╭─ Supplied records

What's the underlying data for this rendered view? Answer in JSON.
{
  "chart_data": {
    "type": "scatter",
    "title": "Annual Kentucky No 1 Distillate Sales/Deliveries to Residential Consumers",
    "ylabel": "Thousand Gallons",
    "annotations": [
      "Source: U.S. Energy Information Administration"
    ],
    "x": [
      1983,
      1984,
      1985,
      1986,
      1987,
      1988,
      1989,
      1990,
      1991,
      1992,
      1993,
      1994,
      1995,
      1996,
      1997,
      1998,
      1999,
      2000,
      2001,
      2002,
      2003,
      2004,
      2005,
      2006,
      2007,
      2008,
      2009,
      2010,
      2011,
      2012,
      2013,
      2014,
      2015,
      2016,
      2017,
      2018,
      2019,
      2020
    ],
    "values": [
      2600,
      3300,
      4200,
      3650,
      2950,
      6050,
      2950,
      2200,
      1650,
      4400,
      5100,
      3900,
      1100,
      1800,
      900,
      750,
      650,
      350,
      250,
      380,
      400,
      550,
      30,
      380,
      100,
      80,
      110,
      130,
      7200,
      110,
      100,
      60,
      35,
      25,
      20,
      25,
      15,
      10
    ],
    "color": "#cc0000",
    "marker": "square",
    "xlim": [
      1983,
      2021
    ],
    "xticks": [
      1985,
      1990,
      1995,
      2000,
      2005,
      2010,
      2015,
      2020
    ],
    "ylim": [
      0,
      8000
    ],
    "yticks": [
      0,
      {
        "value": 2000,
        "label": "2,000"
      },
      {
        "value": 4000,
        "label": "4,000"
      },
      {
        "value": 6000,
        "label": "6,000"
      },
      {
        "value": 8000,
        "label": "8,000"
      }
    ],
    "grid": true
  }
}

╰─

*Required task*
Extract all the entries word for word.

*Answer for the task*
What's the underlying data for this rendered view? Answer in JSON.
{
  "chart_data": {
    "type": "scatter",
    "title": "Annual Kentucky No 1 Distillate Sales/Deliveries to Residential Consumers",
    "ylabel": "Thousand Gallons",
    "annotations": [
      "Source: U.S. Energy Information Administration"
    ],
    "x": [
      1983,
      1984,
      1985,
      1986,
      1987,
      1988,
      1989,
      1990,
      1991,
      1992,
      1993,
      1994,
      1995,
      1996,
      1997,
      1998,
      1999,
      2000,
      2001,
      2002,
      2003,
      2004,
      2005,
      2006,
      2007,
      2008,
      2009,
      2010,
      2011,
      2012,
      2013,
      2014,
      2015,
      2016,
      2017,
      2018,
      2019,
      2020
    ],
    "values": [
      2600,
      3300,
      4200,
      3650,
      2950,
      6050,
      2950,
      2200,
      1650,
      4400,
      5100,
      3900,
      1100,
      1800,
      900,
      750,
      650,
      350,
      250,
      380,
      400,
      550,
      30,
      380,
      100,
      80,
      110,
      130,
      7200,
      110,
      100,
      60,
      35,
      25,
      20,
      25,
      15,
      10
    ],
    "color": "#cc0000",
    "marker": "square",
    "xlim": [
      1983,
      2021
    ],
    "xticks": [
      1985,
      1990,
      1995,
      2000,
      2005,
      2010,
      2015,
      2020
    ],
    "ylim": [
      0,
      8000
    ],
    "yticks": [
      0,
      {
        "value": 2000,
        "label": "2,000"
      },
      {
        "value": 4000,
        "label": "4,000"
      },
      {
        "value": 6000,
        "label": "6,000"
      },
      {
        "value": 8000,
        "label": "8,000"
      }
    ],
    "grid": true
  }
}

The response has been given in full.